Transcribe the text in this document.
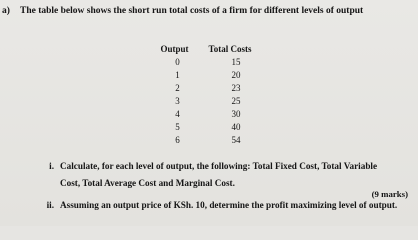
a) The table below shows the short run total costs of a firm for different levels of output
Output	Total Costs
0	15
1	20
2	23
3	25
4	30
5	40
6	54
i. Calculate, for each level of output, the following: Total Fixed Cost, Total Variable
Cost, Total Average Cost and Marginal Cost.
(9 marks)
ii. Assuming an output price of KSh. 10, determine the profit maximizing level of output.
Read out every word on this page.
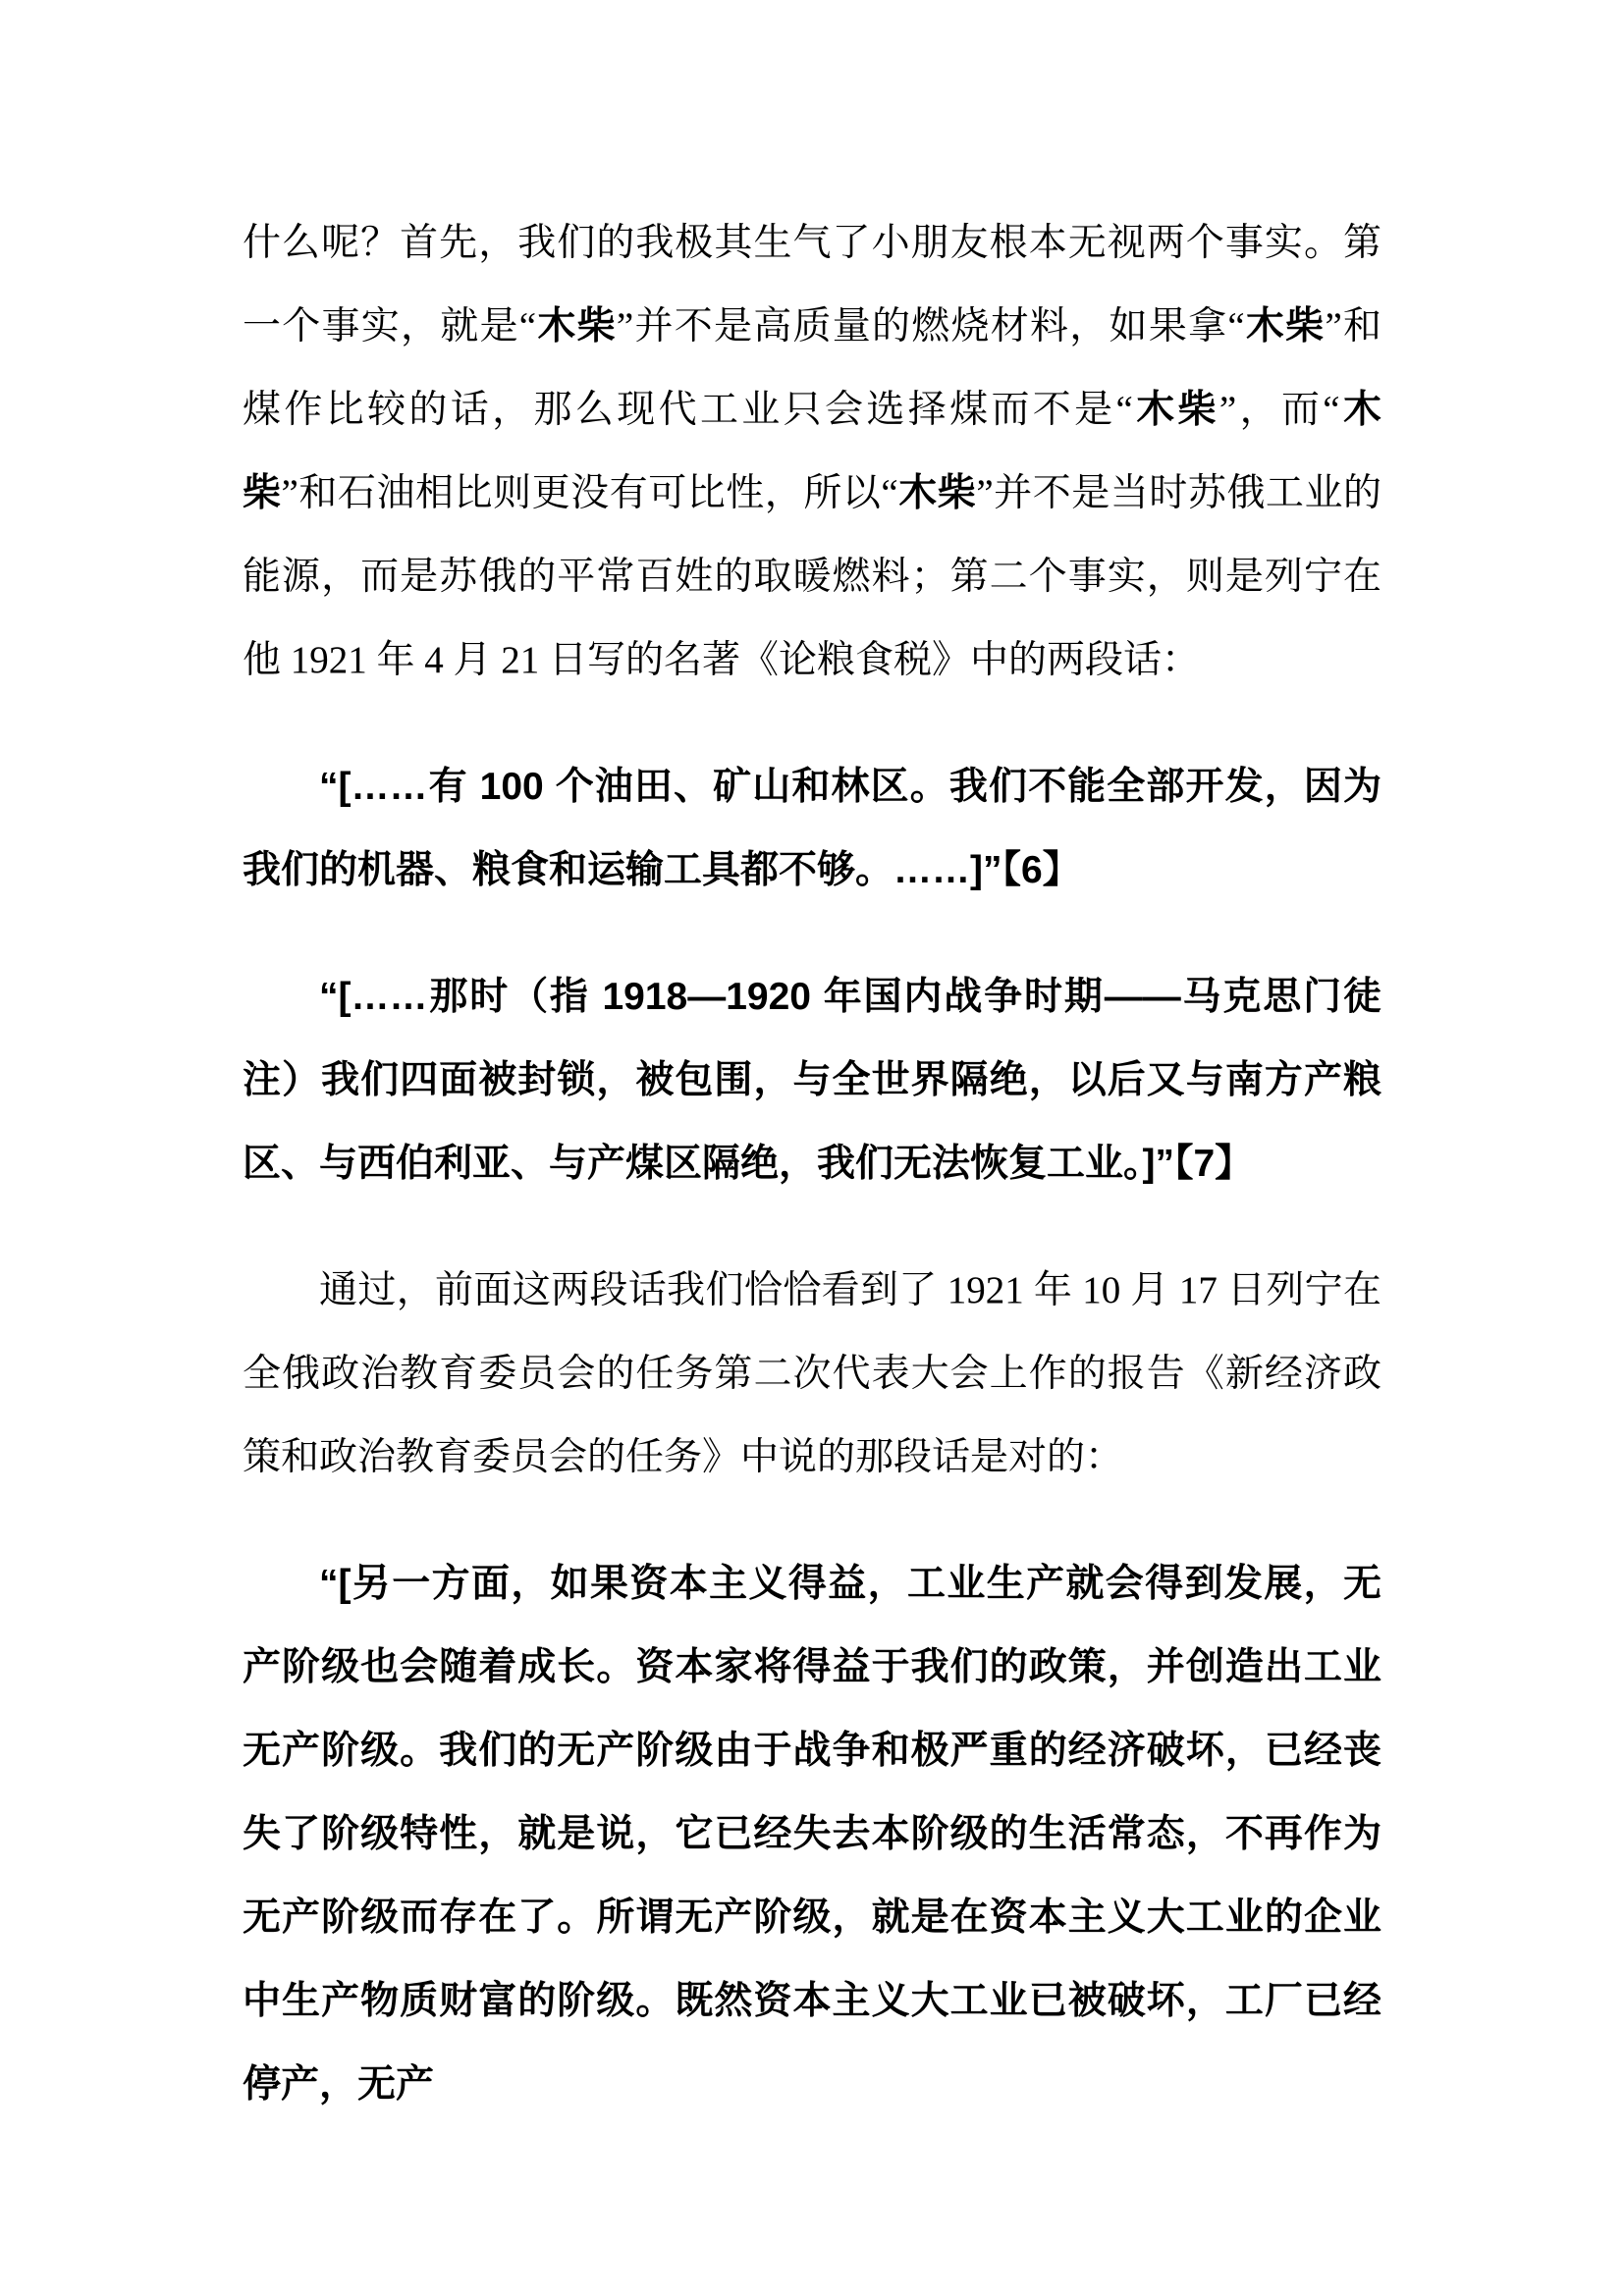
什么呢？首先，我们的我极其生气了小朋友根本无视两个事实。第一个事实，就是“木柴”并不是高质量的燃烧材料，如果拿“木柴”和煤作比较的话，那么现代工业只会选择煤而不是“木柴”，而“木柴”和石油相比则更没有可比性，所以“木柴”并不是当时苏俄工业的能源，而是苏俄的平常百姓的取暖燃料；第二个事实，则是列宁在他 1921 年 4 月 21 日写的名著《论粮食税》中的两段话：

“[……有 100 个油田、矿山和林区。我们不能全部开发，因为我们的机器、粮食和运输工具都不够。……]”【6】

“[……那时（指 1918—1920 年国内战争时期——马克思门徒注）我们四面被封锁，被包围，与全世界隔绝，以后又与南方产粮区、与西伯利亚、与产煤区隔绝，我们无法恢复工业。]”【7】

通过，前面这两段话我们恰恰看到了 1921 年 10 月 17 日列宁在全俄政治教育委员会的任务第二次代表大会上作的报告《新经济政策和政治教育委员会的任务》中说的那段话是对的：

“[另一方面，如果资本主义得益，工业生产就会得到发展，无产阶级也会随着成长。资本家将得益于我们的政策，并创造出工业无产阶级。我们的无产阶级由于战争和极严重的经济破坏，已经丧失了阶级特性，就是说，它已经失去本阶级的生活常态，不再作为无产阶级而存在了。所谓无产阶级，就是在资本主义大工业的企业中生产物质财富的阶级。既然资本主义大工业已被破坏，工厂已经停产，无产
------------------------------------------------
**EXERCISE DETAILS:**
Your task is to reproduce all of the material exactly. The pictures stay out.

**OUTPUT OF THE TASK:**
Transcribe the text in this document.
a) The table below shows the short run total costs of a firm for different levels of output
Output	Total Costs
0	15
1	20
2	23
3	25
4	30
5	40
6	54
i. Calculate, for each level of output, the following: Total Fixed Cost, Total Variable
Cost, Total Average Cost and Marginal Cost.
(9 marks)
ii. Assuming an output price of KSh. 10, determine the profit maximizing level of output.
Read out every word on this page.
什么呢？首先，我们的我极其生气了小朋友根本无视两个事实。第一个事实，就是“木柴”并不是高质量的燃烧材料，如果拿“木柴”和煤作比较的话，那么现代工业只会选择煤而不是“木柴”，而“木柴”和石油相比则更没有可比性，所以“木柴”并不是当时苏俄工业的能源，而是苏俄的平常百姓的取暖燃料；第二个事实，则是列宁在他 1921 年 4 月 21 日写的名著《论粮食税》中的两段话：

“[……有 100 个油田、矿山和林区。我们不能全部开发，因为我们的机器、粮食和运输工具都不够。……]”【6】

“[……那时（指 1918—1920 年国内战争时期——马克思门徒注）我们四面被封锁，被包围，与全世界隔绝，以后又与南方产粮区、与西伯利亚、与产煤区隔绝，我们无法恢复工业。]”【7】

通过，前面这两段话我们恰恰看到了 1921 年 10 月 17 日列宁在全俄政治教育委员会的任务第二次代表大会上作的报告《新经济政策和政治教育委员会的任务》中说的那段话是对的：

“[另一方面，如果资本主义得益，工业生产就会得到发展，无产阶级也会随着成长。资本家将得益于我们的政策，并创造出工业无产阶级。我们的无产阶级由于战争和极严重的经济破坏，已经丧失了阶级特性，就是说，它已经失去本阶级的生活常态，不再作为无产阶级而存在了。所谓无产阶级，就是在资本主义大工业的企业中生产物质财富的阶级。既然资本主义大工业已被破坏，工厂已经停产，无产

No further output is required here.